◆ REQUIRED TASK
Reproduce every entry exactly, without alteration.

(Figure dataset records)
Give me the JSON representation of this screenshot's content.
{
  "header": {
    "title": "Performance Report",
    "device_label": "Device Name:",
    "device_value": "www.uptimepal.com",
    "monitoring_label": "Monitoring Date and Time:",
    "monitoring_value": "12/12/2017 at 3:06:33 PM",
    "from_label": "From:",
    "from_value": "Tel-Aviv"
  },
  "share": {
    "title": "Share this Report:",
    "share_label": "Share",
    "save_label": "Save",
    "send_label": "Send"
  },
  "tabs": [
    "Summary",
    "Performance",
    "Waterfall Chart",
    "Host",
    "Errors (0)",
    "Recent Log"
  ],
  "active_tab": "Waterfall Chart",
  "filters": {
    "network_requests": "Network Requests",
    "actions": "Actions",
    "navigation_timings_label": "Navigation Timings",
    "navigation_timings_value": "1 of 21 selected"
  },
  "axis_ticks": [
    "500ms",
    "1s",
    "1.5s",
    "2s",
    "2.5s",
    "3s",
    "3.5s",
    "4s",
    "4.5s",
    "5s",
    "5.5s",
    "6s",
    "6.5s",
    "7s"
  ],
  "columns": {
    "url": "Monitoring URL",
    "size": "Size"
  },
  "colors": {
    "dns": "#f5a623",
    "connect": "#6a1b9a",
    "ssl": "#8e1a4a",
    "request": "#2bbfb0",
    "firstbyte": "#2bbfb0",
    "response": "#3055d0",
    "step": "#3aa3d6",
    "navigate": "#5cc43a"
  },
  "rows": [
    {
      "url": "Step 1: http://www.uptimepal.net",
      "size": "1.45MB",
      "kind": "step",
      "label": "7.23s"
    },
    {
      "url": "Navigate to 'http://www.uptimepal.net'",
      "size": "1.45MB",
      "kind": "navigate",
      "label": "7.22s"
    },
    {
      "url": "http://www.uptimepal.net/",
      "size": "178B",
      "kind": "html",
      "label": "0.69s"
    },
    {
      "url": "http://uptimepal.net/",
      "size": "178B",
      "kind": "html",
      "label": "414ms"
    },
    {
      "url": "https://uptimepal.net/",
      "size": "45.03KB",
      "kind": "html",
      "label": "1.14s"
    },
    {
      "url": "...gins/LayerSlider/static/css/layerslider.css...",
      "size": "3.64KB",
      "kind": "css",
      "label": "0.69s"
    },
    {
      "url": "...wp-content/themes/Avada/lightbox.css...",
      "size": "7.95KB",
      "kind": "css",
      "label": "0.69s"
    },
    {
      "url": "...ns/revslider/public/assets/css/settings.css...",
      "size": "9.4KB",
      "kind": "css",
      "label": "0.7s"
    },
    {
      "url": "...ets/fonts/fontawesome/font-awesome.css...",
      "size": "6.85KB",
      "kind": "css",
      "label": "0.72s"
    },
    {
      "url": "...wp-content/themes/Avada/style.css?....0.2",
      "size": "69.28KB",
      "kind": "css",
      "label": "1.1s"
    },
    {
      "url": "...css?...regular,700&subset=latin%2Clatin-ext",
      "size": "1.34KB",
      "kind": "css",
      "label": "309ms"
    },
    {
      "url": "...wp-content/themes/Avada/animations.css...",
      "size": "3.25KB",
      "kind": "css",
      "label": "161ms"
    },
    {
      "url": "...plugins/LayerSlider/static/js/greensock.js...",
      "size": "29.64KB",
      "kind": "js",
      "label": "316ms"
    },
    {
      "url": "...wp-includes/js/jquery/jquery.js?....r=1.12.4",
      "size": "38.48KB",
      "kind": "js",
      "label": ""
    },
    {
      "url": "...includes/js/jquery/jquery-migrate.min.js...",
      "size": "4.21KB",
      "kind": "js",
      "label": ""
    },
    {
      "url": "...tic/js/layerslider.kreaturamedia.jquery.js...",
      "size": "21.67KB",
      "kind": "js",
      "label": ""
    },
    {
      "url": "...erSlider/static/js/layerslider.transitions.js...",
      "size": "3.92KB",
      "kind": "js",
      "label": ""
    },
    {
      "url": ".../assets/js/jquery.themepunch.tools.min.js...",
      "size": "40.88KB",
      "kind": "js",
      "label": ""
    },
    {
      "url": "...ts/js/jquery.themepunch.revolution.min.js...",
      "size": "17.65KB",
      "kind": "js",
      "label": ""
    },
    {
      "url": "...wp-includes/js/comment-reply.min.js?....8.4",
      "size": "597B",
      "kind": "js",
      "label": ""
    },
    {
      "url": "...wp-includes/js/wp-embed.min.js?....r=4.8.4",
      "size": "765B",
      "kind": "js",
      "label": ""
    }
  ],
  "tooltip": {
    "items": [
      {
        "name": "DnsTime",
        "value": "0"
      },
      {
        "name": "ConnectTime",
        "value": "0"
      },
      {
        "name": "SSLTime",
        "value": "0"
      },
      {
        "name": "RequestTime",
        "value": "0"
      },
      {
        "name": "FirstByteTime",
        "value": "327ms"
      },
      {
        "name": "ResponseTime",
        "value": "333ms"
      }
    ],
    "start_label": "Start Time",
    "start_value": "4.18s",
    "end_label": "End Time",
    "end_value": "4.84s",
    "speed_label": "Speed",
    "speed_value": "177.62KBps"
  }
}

◆ COMPLETED TASK
Give me the JSON representation of this screenshot's content.
{
  "header": {
    "title": "Performance Report",
    "device_label": "Device Name:",
    "device_value": "www.uptimepal.com",
    "monitoring_label": "Monitoring Date and Time:",
    "monitoring_value": "12/12/2017 at 3:06:33 PM",
    "from_label": "From:",
    "from_value": "Tel-Aviv"
  },
  "share": {
    "title": "Share this Report:",
    "share_label": "Share",
    "save_label": "Save",
    "send_label": "Send"
  },
  "tabs": [
    "Summary",
    "Performance",
    "Waterfall Chart",
    "Host",
    "Errors (0)",
    "Recent Log"
  ],
  "active_tab": "Waterfall Chart",
  "filters": {
    "network_requests": "Network Requests",
    "actions": "Actions",
    "navigation_timings_label": "Navigation Timings",
    "navigation_timings_value": "1 of 21 selected"
  },
  "axis_ticks": [
    "500ms",
    "1s",
    "1.5s",
    "2s",
    "2.5s",
    "3s",
    "3.5s",
    "4s",
    "4.5s",
    "5s",
    "5.5s",
    "6s",
    "6.5s",
    "7s"
  ],
  "columns": {
    "url": "Monitoring URL",
    "size": "Size"
  },
  "colors": {
    "dns": "#f5a623",
    "connect": "#6a1b9a",
    "ssl": "#8e1a4a",
    "request": "#2bbfb0",
    "firstbyte": "#2bbfb0",
    "response": "#3055d0",
    "step": "#3aa3d6",
    "navigate": "#5cc43a"
  },
  "rows": [
    {
      "url": "Step 1: http://www.uptimepal.net",
      "size": "1.45MB",
      "kind": "step",
      "label": "7.23s"
    },
    {
      "url": "Navigate to 'http://www.uptimepal.net'",
      "size": "1.45MB",
      "kind": "navigate",
      "label": "7.22s"
    },
    {
      "url": "http://www.uptimepal.net/",
      "size": "178B",
      "kind": "html",
      "label": "0.69s"
    },
    {
      "url": "http://uptimepal.net/",
      "size": "178B",
      "kind": "html",
      "label": "414ms"
    },
    {
      "url": "https://uptimepal.net/",
      "size": "45.03KB",
      "kind": "html",
      "label": "1.14s"
    },
    {
      "url": "...gins/LayerSlider/static/css/layerslider.css...",
      "size": "3.64KB",
      "kind": "css",
      "label": "0.69s"
    },
    {
      "url": "...wp-content/themes/Avada/lightbox.css...",
      "size": "7.95KB",
      "kind": "css",
      "label": "0.69s"
    },
    {
      "url": "...ns/revslider/public/assets/css/settings.css...",
      "size": "9.4KB",
      "kind": "css",
      "label": "0.7s"
    },
    {
      "url": "...ets/fonts/fontawesome/font-awesome.css...",
      "size": "6.85KB",
      "kind": "css",
      "label": "0.72s"
    },
    {
      "url": "...wp-content/themes/Avada/style.css?....0.2",
      "size": "69.28KB",
      "kind": "css",
      "label": "1.1s"
    },
    {
      "url": "...css?...regular,700&subset=latin%2Clatin-ext",
      "size": "1.34KB",
      "kind": "css",
      "label": "309ms"
    },
    {
      "url": "...wp-content/themes/Avada/animations.css...",
      "size": "3.25KB",
      "kind": "css",
      "label": "161ms"
    },
    {
      "url": "...plugins/LayerSlider/static/js/greensock.js...",
      "size": "29.64KB",
      "kind": "js",
      "label": "316ms"
    },
    {
      "url": "...wp-includes/js/jquery/jquery.js?....r=1.12.4",
      "size": "38.48KB",
      "kind": "js",
      "label": ""
    },
    {
      "url": "...includes/js/jquery/jquery-migrate.min.js...",
      "size": "4.21KB",
      "kind": "js",
      "label": ""
    },
    {
      "url": "...tic/js/layerslider.kreaturamedia.jquery.js...",
      "size": "21.67KB",
      "kind": "js",
      "label": ""
    },
    {
      "url": "...erSlider/static/js/layerslider.transitions.js...",
      "size": "3.92KB",
      "kind": "js",
      "label": ""
    },
    {
      "url": ".../assets/js/jquery.themepunch.tools.min.js...",
      "size": "40.88KB",
      "kind": "js",
      "label": ""
    },
    {
      "url": "...ts/js/jquery.themepunch.revolution.min.js...",
      "size": "17.65KB",
      "kind": "js",
      "label": ""
    },
    {
      "url": "...wp-includes/js/comment-reply.min.js?....8.4",
      "size": "597B",
      "kind": "js",
      "label": ""
    },
    {
      "url": "...wp-includes/js/wp-embed.min.js?....r=4.8.4",
      "size": "765B",
      "kind": "js",
      "label": ""
    }
  ],
  "tooltip": {
    "items": [
      {
        "name": "DnsTime",
        "value": "0"
      },
      {
        "name": "ConnectTime",
        "value": "0"
      },
      {
        "name": "SSLTime",
        "value": "0"
      },
      {
        "name": "RequestTime",
        "value": "0"
      },
      {
        "name": "FirstByteTime",
        "value": "327ms"
      },
      {
        "name": "ResponseTime",
        "value": "333ms"
      }
    ],
    "start_label": "Start Time",
    "start_value": "4.18s",
    "end_label": "End Time",
    "end_value": "4.84s",
    "speed_label": "Speed",
    "speed_value": "177.62KBps"
  }
}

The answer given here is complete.